— start of EXTRACTED INFORMATION —
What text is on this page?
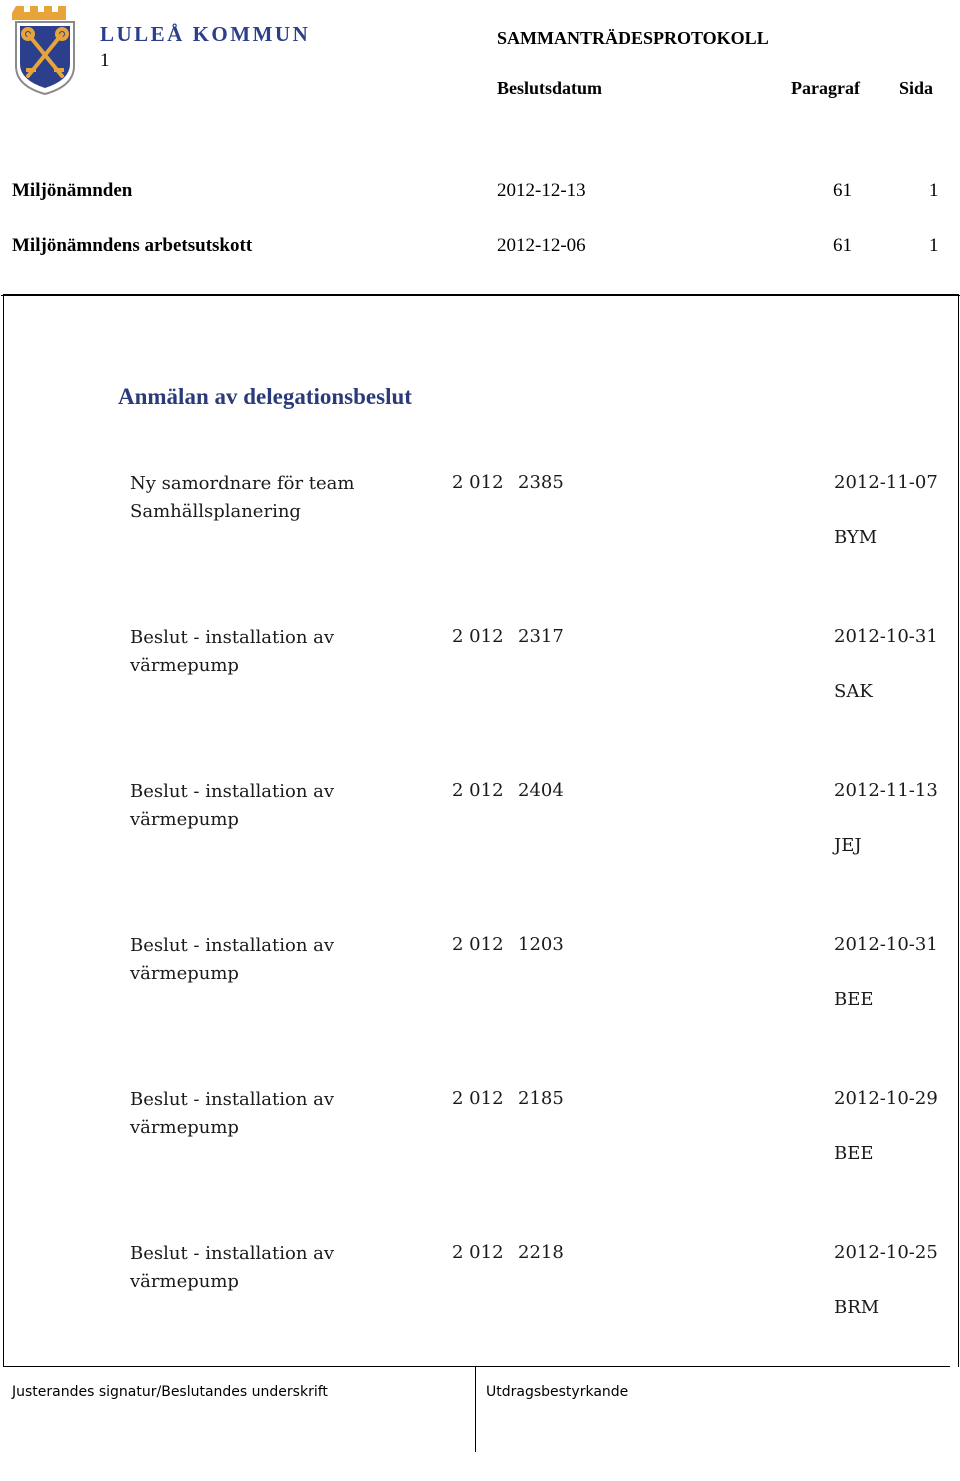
LULEÅ KOMMUN
1
SAMMANTRÄDESPROTOKOLL
Beslutsdatum	Paragraf Sida
Miljönämnden	2012-12-13	61	1
Miljönämndens arbetsutskott	2012-12-06	61	1
Anmälan av delegationsbeslut
Ny samordnare för team Samhällsplanering
2 012 2385	2012-11-07
BYM
Beslut - installation av värmepump
2 012 2317	2012-10-31
SAK
Beslut - installation av värmepump
2 012 2404	2012-11-13
JEJ
Beslut - installation av värmepump
2 012 1203	2012-10-31
BEE
Beslut - installation av värmepump
2 012 2185	2012-10-29
BEE
Beslut - installation av värmepump
2 012 2218	2012-10-25
BRM
Justerandes signatur/Beslutandes underskrift	Utdragsbestyrkande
— end of EXTRACTED INFORMATION —
OBJECTIVE |
Retype all of the entries exactly as written, leaving out any images.

ANSWER TO THE EXERCISE |
What text is on this page?
LULEÅ KOMMUN
1
SAMMANTRÄDESPROTOKOLL
Beslutsdatum	Paragraf Sida
Miljönämnden	2012-12-13	61	1
Miljönämndens arbetsutskott	2012-12-06	61	1
Anmälan av delegationsbeslut
Ny samordnare för team Samhällsplanering
2 012 2385	2012-11-07
BYM
Beslut - installation av värmepump
2 012 2317	2012-10-31
SAK
Beslut - installation av värmepump
2 012 2404	2012-11-13
JEJ
Beslut - installation av värmepump
2 012 1203	2012-10-31
BEE
Beslut - installation av värmepump
2 012 2185	2012-10-29
BEE
Beslut - installation av värmepump
2 012 2218	2012-10-25
BRM
Justerandes signatur/Beslutandes underskrift	Utdragsbestyrkande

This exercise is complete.